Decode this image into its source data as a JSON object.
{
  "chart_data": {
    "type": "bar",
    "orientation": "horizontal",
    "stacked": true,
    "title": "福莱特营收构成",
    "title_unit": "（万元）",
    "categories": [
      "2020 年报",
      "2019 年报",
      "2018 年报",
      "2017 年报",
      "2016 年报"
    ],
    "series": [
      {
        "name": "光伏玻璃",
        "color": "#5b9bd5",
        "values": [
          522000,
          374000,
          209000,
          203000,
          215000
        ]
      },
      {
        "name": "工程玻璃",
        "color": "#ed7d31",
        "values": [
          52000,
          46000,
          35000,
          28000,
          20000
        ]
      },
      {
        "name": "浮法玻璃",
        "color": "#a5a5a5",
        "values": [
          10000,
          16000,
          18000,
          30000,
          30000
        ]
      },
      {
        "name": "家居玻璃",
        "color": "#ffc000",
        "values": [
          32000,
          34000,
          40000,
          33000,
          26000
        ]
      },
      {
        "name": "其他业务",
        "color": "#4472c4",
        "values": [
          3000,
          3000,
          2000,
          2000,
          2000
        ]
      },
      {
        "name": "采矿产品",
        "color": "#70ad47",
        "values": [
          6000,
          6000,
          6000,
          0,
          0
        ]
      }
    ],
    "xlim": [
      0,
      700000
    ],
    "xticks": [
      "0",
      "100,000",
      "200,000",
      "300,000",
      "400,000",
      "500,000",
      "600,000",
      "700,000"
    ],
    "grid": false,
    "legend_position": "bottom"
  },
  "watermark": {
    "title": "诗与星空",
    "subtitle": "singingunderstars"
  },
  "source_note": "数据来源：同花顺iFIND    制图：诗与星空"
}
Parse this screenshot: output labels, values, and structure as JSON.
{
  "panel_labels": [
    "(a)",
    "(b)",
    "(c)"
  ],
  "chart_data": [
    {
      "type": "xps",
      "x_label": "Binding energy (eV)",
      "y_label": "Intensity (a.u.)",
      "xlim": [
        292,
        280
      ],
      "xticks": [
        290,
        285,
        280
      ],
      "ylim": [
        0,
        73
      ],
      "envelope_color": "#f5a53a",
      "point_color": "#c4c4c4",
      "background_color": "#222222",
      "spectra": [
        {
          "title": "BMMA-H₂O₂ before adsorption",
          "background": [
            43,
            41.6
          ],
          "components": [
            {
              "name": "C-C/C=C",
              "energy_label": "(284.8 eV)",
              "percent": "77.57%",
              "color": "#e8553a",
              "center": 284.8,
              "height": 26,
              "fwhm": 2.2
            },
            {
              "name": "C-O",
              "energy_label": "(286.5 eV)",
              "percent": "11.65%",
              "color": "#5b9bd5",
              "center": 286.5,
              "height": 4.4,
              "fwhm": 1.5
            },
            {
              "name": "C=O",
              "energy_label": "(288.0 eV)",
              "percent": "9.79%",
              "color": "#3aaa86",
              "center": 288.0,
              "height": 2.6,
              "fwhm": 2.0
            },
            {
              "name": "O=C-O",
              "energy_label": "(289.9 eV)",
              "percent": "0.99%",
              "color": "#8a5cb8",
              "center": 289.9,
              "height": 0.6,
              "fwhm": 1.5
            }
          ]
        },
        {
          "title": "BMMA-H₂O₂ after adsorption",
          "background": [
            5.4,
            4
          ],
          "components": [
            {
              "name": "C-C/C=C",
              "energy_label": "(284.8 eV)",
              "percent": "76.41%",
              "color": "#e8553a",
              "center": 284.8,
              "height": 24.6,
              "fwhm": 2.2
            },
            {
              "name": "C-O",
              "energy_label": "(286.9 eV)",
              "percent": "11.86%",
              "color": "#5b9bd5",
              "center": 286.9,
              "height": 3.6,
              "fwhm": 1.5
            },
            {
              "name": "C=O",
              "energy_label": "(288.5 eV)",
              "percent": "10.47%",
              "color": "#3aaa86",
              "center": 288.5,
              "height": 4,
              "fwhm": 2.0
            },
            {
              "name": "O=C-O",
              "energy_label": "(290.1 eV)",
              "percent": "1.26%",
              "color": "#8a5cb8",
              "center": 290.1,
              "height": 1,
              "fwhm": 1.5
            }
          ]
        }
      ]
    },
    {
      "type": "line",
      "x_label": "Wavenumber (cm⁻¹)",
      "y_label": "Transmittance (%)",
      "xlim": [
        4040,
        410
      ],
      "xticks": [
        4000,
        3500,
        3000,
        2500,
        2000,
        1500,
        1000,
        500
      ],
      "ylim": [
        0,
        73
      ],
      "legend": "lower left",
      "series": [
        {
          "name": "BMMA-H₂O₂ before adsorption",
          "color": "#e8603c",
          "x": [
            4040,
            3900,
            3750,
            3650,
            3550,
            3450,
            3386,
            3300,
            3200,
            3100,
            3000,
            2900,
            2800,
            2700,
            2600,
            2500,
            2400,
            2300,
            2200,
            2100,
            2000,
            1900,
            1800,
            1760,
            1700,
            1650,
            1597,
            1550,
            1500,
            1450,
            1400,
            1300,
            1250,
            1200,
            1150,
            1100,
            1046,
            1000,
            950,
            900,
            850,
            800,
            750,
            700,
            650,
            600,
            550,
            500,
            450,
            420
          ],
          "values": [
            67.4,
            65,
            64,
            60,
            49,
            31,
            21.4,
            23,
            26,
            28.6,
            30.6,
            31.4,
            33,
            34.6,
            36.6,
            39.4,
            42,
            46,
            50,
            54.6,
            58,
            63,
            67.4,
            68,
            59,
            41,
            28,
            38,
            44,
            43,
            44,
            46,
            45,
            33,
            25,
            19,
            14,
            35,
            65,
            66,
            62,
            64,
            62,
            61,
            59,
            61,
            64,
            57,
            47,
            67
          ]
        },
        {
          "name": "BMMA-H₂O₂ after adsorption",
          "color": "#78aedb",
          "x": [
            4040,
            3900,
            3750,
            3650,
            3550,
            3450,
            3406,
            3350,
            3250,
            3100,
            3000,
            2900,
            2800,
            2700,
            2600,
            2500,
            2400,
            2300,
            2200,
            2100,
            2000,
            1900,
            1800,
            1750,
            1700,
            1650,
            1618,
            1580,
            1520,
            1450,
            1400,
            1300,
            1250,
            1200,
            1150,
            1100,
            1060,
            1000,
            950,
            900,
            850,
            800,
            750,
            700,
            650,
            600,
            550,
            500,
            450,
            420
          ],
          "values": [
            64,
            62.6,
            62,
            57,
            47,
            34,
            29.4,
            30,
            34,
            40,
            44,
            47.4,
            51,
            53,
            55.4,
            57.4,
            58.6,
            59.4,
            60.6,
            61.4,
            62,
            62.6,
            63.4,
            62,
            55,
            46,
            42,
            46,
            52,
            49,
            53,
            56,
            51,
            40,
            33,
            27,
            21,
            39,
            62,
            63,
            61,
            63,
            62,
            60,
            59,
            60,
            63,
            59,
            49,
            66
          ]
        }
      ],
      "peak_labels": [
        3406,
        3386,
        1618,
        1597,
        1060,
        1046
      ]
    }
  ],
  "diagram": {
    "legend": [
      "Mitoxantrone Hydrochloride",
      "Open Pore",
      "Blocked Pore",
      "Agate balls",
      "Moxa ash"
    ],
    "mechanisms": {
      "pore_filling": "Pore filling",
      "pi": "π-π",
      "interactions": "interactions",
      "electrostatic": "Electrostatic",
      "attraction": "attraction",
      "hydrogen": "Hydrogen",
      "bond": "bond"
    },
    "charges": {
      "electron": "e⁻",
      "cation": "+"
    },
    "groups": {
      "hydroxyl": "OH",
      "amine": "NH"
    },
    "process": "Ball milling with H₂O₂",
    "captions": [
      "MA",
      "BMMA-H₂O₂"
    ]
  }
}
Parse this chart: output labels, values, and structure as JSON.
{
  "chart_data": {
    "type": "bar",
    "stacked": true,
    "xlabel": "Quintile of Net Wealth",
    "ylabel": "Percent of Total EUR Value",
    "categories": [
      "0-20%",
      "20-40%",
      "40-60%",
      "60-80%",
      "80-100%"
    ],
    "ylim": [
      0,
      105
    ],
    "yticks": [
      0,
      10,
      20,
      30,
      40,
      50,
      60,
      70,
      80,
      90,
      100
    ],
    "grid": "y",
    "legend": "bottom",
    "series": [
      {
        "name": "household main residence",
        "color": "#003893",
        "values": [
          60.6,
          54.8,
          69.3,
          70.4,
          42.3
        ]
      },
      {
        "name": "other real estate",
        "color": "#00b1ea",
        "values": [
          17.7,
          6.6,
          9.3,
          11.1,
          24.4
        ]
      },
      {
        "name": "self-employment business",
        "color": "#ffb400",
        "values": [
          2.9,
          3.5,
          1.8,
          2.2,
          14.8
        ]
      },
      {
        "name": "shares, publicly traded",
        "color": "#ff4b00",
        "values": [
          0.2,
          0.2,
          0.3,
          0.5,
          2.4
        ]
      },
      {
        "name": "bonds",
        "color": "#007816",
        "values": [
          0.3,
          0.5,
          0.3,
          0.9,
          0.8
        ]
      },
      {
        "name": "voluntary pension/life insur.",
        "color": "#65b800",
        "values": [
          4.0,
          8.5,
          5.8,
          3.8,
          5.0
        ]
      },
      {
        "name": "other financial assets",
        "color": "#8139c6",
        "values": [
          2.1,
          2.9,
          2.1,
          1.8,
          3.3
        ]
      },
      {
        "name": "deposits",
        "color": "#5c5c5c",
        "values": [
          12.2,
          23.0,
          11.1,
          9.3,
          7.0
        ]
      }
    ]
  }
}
- - - - -
**Requirements**
Locate the lines above that contain "height" and copy them.

**Problem solution**
              "height": 26,
              "height": 4.4,
              "height": 2.6,
              "height": 0.6,
              "height": 24.6,
              "height": 3.6,
              "height": 4,
              "height": 1,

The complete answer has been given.